- Problem details -
Below are some records; retype all of them exactly.

- Data excerpts -
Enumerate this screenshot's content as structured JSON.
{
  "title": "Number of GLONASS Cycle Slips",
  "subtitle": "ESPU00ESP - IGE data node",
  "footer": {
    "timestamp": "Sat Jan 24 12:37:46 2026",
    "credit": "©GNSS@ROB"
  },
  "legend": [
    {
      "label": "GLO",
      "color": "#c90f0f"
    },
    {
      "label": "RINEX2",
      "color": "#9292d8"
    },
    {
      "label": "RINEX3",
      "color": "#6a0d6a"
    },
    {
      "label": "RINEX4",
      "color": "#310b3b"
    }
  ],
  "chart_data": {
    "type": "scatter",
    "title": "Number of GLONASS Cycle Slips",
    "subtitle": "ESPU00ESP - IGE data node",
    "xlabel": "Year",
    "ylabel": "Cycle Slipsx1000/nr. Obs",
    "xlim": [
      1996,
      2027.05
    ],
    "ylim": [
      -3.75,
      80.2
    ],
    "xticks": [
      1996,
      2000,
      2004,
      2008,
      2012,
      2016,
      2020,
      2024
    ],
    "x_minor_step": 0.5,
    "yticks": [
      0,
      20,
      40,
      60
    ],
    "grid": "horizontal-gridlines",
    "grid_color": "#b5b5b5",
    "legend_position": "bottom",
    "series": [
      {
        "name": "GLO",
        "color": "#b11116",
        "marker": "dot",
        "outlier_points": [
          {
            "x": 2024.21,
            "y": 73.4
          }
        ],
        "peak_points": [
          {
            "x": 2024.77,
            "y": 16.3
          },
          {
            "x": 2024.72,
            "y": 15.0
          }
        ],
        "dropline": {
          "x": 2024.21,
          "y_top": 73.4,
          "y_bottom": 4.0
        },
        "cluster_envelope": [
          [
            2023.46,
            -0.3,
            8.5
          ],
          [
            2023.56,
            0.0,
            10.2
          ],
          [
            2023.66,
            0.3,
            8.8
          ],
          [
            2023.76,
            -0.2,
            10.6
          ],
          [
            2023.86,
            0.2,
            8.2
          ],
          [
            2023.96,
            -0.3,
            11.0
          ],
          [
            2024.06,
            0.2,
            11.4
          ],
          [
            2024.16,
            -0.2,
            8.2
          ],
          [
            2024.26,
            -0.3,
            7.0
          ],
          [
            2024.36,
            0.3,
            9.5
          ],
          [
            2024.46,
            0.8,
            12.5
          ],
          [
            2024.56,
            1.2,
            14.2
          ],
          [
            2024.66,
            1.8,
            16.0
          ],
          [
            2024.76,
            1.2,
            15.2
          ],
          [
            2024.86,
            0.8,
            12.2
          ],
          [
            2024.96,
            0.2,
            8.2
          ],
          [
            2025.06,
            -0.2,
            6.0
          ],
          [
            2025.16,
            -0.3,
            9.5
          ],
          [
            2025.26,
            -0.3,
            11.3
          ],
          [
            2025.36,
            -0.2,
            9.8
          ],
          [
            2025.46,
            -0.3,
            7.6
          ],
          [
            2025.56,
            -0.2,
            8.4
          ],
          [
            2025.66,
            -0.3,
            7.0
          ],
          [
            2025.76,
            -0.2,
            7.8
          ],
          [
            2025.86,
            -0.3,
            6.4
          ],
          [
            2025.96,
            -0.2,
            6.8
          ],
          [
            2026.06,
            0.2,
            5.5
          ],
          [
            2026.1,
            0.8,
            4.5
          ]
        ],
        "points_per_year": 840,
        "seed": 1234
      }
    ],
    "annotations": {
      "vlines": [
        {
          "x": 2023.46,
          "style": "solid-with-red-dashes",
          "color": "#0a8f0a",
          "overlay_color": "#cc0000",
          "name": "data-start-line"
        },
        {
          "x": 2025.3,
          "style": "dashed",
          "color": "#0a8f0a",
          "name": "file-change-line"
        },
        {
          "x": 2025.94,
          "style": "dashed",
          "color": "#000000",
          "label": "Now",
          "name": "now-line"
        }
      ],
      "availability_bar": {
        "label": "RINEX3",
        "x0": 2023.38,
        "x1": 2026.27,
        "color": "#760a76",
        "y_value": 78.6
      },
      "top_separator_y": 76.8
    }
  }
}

- Written answer -
Enumerate this screenshot's content as structured JSON.
{
  "title": "Number of GLONASS Cycle Slips",
  "subtitle": "ESPU00ESP - IGE data node",
  "footer": {
    "timestamp": "Sat Jan 24 12:37:46 2026",
    "credit": "©GNSS@ROB"
  },
  "legend": [
    {
      "label": "GLO",
      "color": "#c90f0f"
    },
    {
      "label": "RINEX2",
      "color": "#9292d8"
    },
    {
      "label": "RINEX3",
      "color": "#6a0d6a"
    },
    {
      "label": "RINEX4",
      "color": "#310b3b"
    }
  ],
  "chart_data": {
    "type": "scatter",
    "title": "Number of GLONASS Cycle Slips",
    "subtitle": "ESPU00ESP - IGE data node",
    "xlabel": "Year",
    "ylabel": "Cycle Slipsx1000/nr. Obs",
    "xlim": [
      1996,
      2027.05
    ],
    "ylim": [
      -3.75,
      80.2
    ],
    "xticks": [
      1996,
      2000,
      2004,
      2008,
      2012,
      2016,
      2020,
      2024
    ],
    "x_minor_step": 0.5,
    "yticks": [
      0,
      20,
      40,
      60
    ],
    "grid": "horizontal-gridlines",
    "grid_color": "#b5b5b5",
    "legend_position": "bottom",
    "series": [
      {
        "name": "GLO",
        "color": "#b11116",
        "marker": "dot",
        "outlier_points": [
          {
            "x": 2024.21,
            "y": 73.4
          }
        ],
        "peak_points": [
          {
            "x": 2024.77,
            "y": 16.3
          },
          {
            "x": 2024.72,
            "y": 15.0
          }
        ],
        "dropline": {
          "x": 2024.21,
          "y_top": 73.4,
          "y_bottom": 4.0
        },
        "cluster_envelope": [
          [
            2023.46,
            -0.3,
            8.5
          ],
          [
            2023.56,
            0.0,
            10.2
          ],
          [
            2023.66,
            0.3,
            8.8
          ],
          [
            2023.76,
            -0.2,
            10.6
          ],
          [
            2023.86,
            0.2,
            8.2
          ],
          [
            2023.96,
            -0.3,
            11.0
          ],
          [
            2024.06,
            0.2,
            11.4
          ],
          [
            2024.16,
            -0.2,
            8.2
          ],
          [
            2024.26,
            -0.3,
            7.0
          ],
          [
            2024.36,
            0.3,
            9.5
          ],
          [
            2024.46,
            0.8,
            12.5
          ],
          [
            2024.56,
            1.2,
            14.2
          ],
          [
            2024.66,
            1.8,
            16.0
          ],
          [
            2024.76,
            1.2,
            15.2
          ],
          [
            2024.86,
            0.8,
            12.2
          ],
          [
            2024.96,
            0.2,
            8.2
          ],
          [
            2025.06,
            -0.2,
            6.0
          ],
          [
            2025.16,
            -0.3,
            9.5
          ],
          [
            2025.26,
            -0.3,
            11.3
          ],
          [
            2025.36,
            -0.2,
            9.8
          ],
          [
            2025.46,
            -0.3,
            7.6
          ],
          [
            2025.56,
            -0.2,
            8.4
          ],
          [
            2025.66,
            -0.3,
            7.0
          ],
          [
            2025.76,
            -0.2,
            7.8
          ],
          [
            2025.86,
            -0.3,
            6.4
          ],
          [
            2025.96,
            -0.2,
            6.8
          ],
          [
            2026.06,
            0.2,
            5.5
          ],
          [
            2026.1,
            0.8,
            4.5
          ]
        ],
        "points_per_year": 840,
        "seed": 1234
      }
    ],
    "annotations": {
      "vlines": [
        {
          "x": 2023.46,
          "style": "solid-with-red-dashes",
          "color": "#0a8f0a",
          "overlay_color": "#cc0000",
          "name": "data-start-line"
        },
        {
          "x": 2025.3,
          "style": "dashed",
          "color": "#0a8f0a",
          "name": "file-change-line"
        },
        {
          "x": 2025.94,
          "style": "dashed",
          "color": "#000000",
          "label": "Now",
          "name": "now-line"
        }
      ],
      "availability_bar": {
        "label": "RINEX3",
        "x0": 2023.38,
        "x1": 2026.27,
        "color": "#760a76",
        "y_value": 78.6
      },
      "top_separator_y": 76.8
    }
  }
}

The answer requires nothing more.